DOCUMENT
---+---
Des éléments importants vont occasionner une intrusion du livre dans les médias. Cela va donner naissance à une relation qui évoluera au fil du temps dans les différentes catégories de médias.
II.1 Les fondements de l’entrée du livre dans les médias
Des auteurs se sont intéressés à la question du livre et des médias et estiment que cette relation peut résider en divers éléments.
II.1.1 L’expression culturelle
L’homme dans sa dimension anthropologique est culture mais il a besoin d’exprimer cette culture c’est-à-dire de traduire en actes l’ensemble de ses traits distinctifs. Et il exprime cela entre autres moyens par les lettres et les arts ; dans cette optique, les médias servent de canal de diffusion de cette expression qui devient un élément catalyseur. «La culture doit être le fil conducteur de la chaîne culturelle […]. En plus, la chaîne doit être originale. Elle doit être une radio de référence dans le monde de la culture et de la littérature. Elle doit être un espace avide de littérature, de musique et de tendances nouvelles. Elle doit aussi être un lieu de découverte. La chaîne culturelle doit offrir […] à la fois un espace et un accès à la culture » (Beaulieu et al.2004, p.4). C’est une documentation assez récente selon laquelle la radio permet l’entrée du livre pour encourager, accompagner et stimuler la création littéraire. Elle sert de cadre d’expression pour les auteurs-écrivains qui font découvrir leurs œuvres en atteignant un plus large public rarement informé des événements et des œuvres littéraires. Cette entrée du livre dans la radio selon ces auteurs, naît du désir de divulguer à grande échelle la particularité et la singularité de l’art littéraire et de ses auteurs. Et au-delà, c’est l’identité culturelle qui est nourrie par la langue, les arts et servie par la radio. En outre, « la lecture est la condition de possibilité même de la culture […] et elle en est l’accomplissement par excellence […]» (Peroni, 1991, p.17). Connaître sa culture et apprendre la culture sont choses rendues accessibles par la lecture. La lecture contribue à la formalisation des systèmes de représentations et de communications, ainsi que des modes de conception de la pensée. Caractère propre à chaque communauté humaine, la culture s’incarne, s’épuise et s’achève dans la lecture pourrait-on croire. Pour d’autres auteurs, le fondement peut résider dans la démocratisation de la culture.
---+---
BLOC DE DONNÉES
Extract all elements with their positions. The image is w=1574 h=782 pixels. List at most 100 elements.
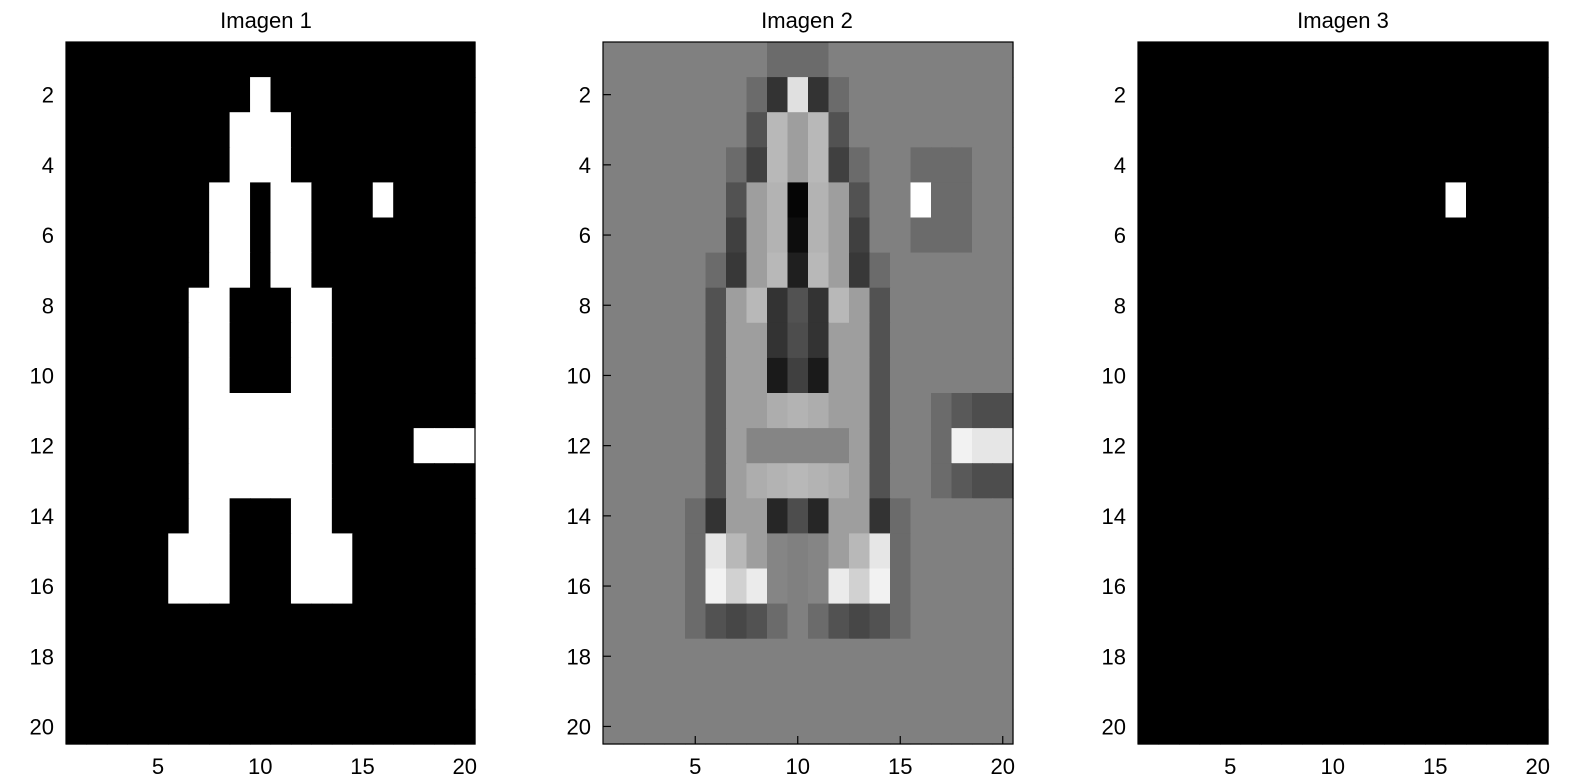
---+---
OBJECTIF
D'après le document, quel média permet l'entrée du livre pour encourager, accompagner et stimuler la création littéraire ? La liste n'est pas utile pour cet exercice.

CORRIGÉ
La radio.